Leaving out the pictures, transcribe all of the records faithfully.

▽

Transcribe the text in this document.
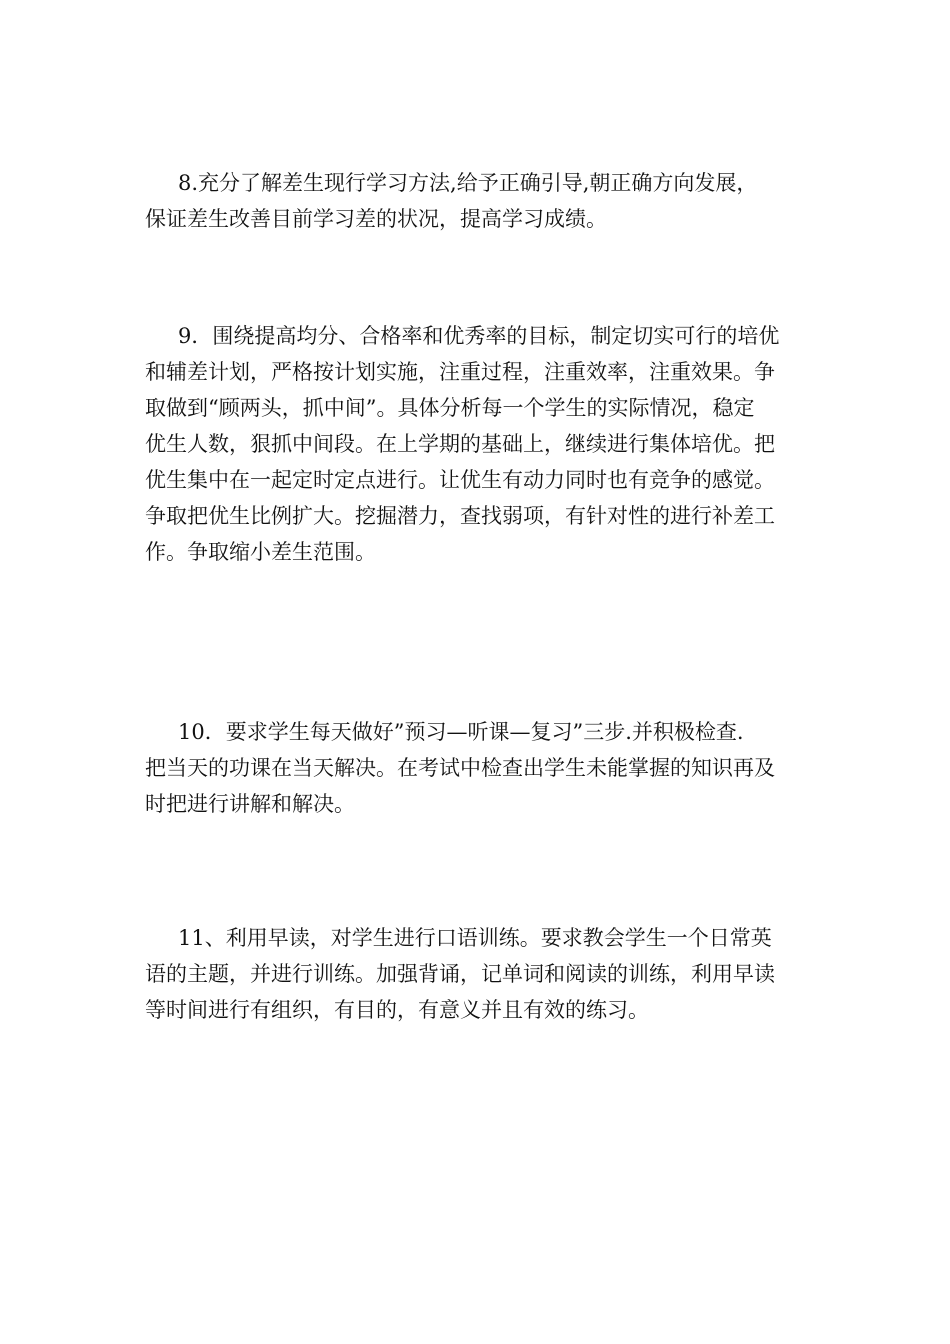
8.充分了解差生现行学习方法,给予正确引导,朝正确方向发展，
保证差生改善目前学习差的状况，提高学习成绩。
9．围绕提高均分、合格率和优秀率的目标，制定切实可行的培优
和辅差计划，严格按计划实施，注重过程，注重效率，注重效果。争
取做到“顾两头，抓中间”。具体分析每一个学生的实际情况，稳定
优生人数，狠抓中间段。在上学期的基础上，继续进行集体培优。把
优生集中在一起定时定点进行。让优生有动力同时也有竞争的感觉。
争取把优生比例扩大。挖掘潜力，查找弱项，有针对性的进行补差工
作。争取缩小差生范围。
10．要求学生每天做好”预习—听课—复习”三步.并积极检查.
把当天的功课在当天解决。在考试中检查出学生未能掌握的知识再及
时把进行讲解和解决。
11、利用早读，对学生进行口语训练。要求教会学生一个日常英
语的主题，并进行训练。加强背诵，记单词和阅读的训练，利用早读
等时间进行有组织，有目的，有意义并且有效的练习。
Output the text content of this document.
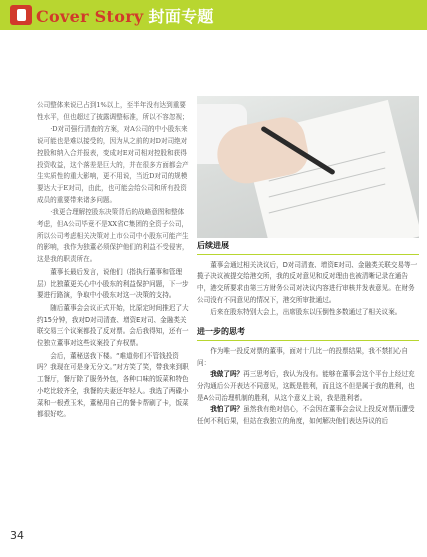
Cover Story 封面专题

公司整体来说已占到1%以上，至半年没有达到重要性水平，但也超过了披露调整标准，所以不容忽视；

·D对司强行清查的方案，对A公司的中小股东来说可能也是难以接受的，因为从之前的对D对司绝对控股和纳入合并报表，变成对E对司相对控股和获得投资收益，这个落差是巨大的，并在很多方面都会产生实质性的重大影响，更不用说，当近D对司的规模要达大于E对司，由此，也可能会给公司和所有投资成员的重要带来诸多问题。

·我更合理解控股东决策背后的战略意图和整体考虑，但A公司毕竟不是XX省C集团的全资子公司，所以公司考虑相关决策对上市公司中小股东可能产生的影响，我作为独董必须保护他们的利益不受侵害，这是我的职责所在。

董事长最后发言，说他们（指执行董事和管理层）比独董更关心中小股东的利益保护问题，下一步要进行路演，争取中小股东对这一决策的支持。

随后董事会会议正式开始，比原定时间推迟了大约15分钟，我对D对司清查、增资E对司、金融类关联交易三个议案都投了反对票。会后我得知，还有一位独立董事对这些议案投了弃权票。

会后，董秘送我下楼。“难道你们不管钱投资吗？我现在可是身无分文。”对方笑了笑，带我来到职工餐厅，餐厅除了服务外包，各种口味的饭菜和特色小吃比较齐全，我餐的夫妻还年轻人。我选了两碟小菜和一根煮玉米，董秘用自己的餐卡帮刷了卡，饭菜都很好吃。

后续进展

董事会通过相关决议后，D对司清查、增资E对司、金融类关联交易等一揽子决议被提交给港交所，我的反对意见和反对理由也被清晰记录在通告中，港交所要求由第三方财务公司对决议内容进行审核并发表意见。在财务公司没有不同意见的情况下，港交所审批通过。

后来在股东特别大会上，出席股东以压倒性多数通过了相关议案。

进一步的思考

作为唯一投反对票的董事，面对十几比一的投票结果，我不禁扪心自问：

我做了吗？再三思考后，我认为没有。能够在董事会这个平台上经过充分沟通后公开表达不同意见，这既是胜利，而且这不但是属于我的胜利，也是A公司治理机制的胜利，从这个意义上说，我是胜利者。

我怕了吗？虽然我有绝对信心，不会因在董事会会议上投反对票而遭受任何不利后果，但站在我独立的角度，如何解决他们表达异议的后

34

△

• Response for this exercise:
Transcribe the text in this document.
8.充分了解差生现行学习方法,给予正确引导,朝正确方向发展，
保证差生改善目前学习差的状况，提高学习成绩。
9．围绕提高均分、合格率和优秀率的目标，制定切实可行的培优
和辅差计划，严格按计划实施，注重过程，注重效率，注重效果。争
取做到“顾两头，抓中间”。具体分析每一个学生的实际情况，稳定
优生人数，狠抓中间段。在上学期的基础上，继续进行集体培优。把
优生集中在一起定时定点进行。让优生有动力同时也有竞争的感觉。
争取把优生比例扩大。挖掘潜力，查找弱项，有针对性的进行补差工
作。争取缩小差生范围。
10．要求学生每天做好”预习—听课—复习”三步.并积极检查.
把当天的功课在当天解决。在考试中检查出学生未能掌握的知识再及
时把进行讲解和解决。
11、利用早读，对学生进行口语训练。要求教会学生一个日常英
语的主题，并进行训练。加强背诵，记单词和阅读的训练，利用早读
等时间进行有组织，有目的，有意义并且有效的练习。
Output the text content of this document.
Cover Story 封面专题

公司整体来说已占到1%以上，至半年没有达到重要性水平，但也超过了披露调整标准，所以不容忽视；

·D对司强行清查的方案，对A公司的中小股东来说可能也是难以接受的，因为从之前的对D对司绝对控股和纳入合并报表，变成对E对司相对控股和获得投资收益，这个落差是巨大的，并在很多方面都会产生实质性的重大影响，更不用说，当近D对司的规模要达大于E对司，由此，也可能会给公司和所有投资成员的重要带来诸多问题。

·我更合理解控股东决策背后的战略意图和整体考虑，但A公司毕竟不是XX省C集团的全资子公司，所以公司考虑相关决策对上市公司中小股东可能产生的影响，我作为独董必须保护他们的利益不受侵害，这是我的职责所在。

董事长最后发言，说他们（指执行董事和管理层）比独董更关心中小股东的利益保护问题，下一步要进行路演，争取中小股东对这一决策的支持。

随后董事会会议正式开始，比原定时间推迟了大约15分钟，我对D对司清查、增资E对司、金融类关联交易三个议案都投了反对票。会后我得知，还有一位独立董事对这些议案投了弃权票。

会后，董秘送我下楼。“难道你们不管钱投资吗？我现在可是身无分文。”对方笑了笑，带我来到职工餐厅，餐厅除了服务外包，各种口味的饭菜和特色小吃比较齐全，我餐的夫妻还年轻人。我选了两碟小菜和一根煮玉米，董秘用自己的餐卡帮刷了卡，饭菜都很好吃。

后续进展

董事会通过相关决议后，D对司清查、增资E对司、金融类关联交易等一揽子决议被提交给港交所，我的反对意见和反对理由也被清晰记录在通告中，港交所要求由第三方财务公司对决议内容进行审核并发表意见。在财务公司没有不同意见的情况下，港交所审批通过。

后来在股东特别大会上，出席股东以压倒性多数通过了相关议案。

进一步的思考

作为唯一投反对票的董事，面对十几比一的投票结果，我不禁扪心自问：

我做了吗？再三思考后，我认为没有。能够在董事会这个平台上经过充分沟通后公开表达不同意见，这既是胜利，而且这不但是属于我的胜利，也是A公司治理机制的胜利，从这个意义上说，我是胜利者。

我怕了吗？虽然我有绝对信心，不会因在董事会会议上投反对票而遭受任何不利后果，但站在我独立的角度，如何解决他们表达异议的后

34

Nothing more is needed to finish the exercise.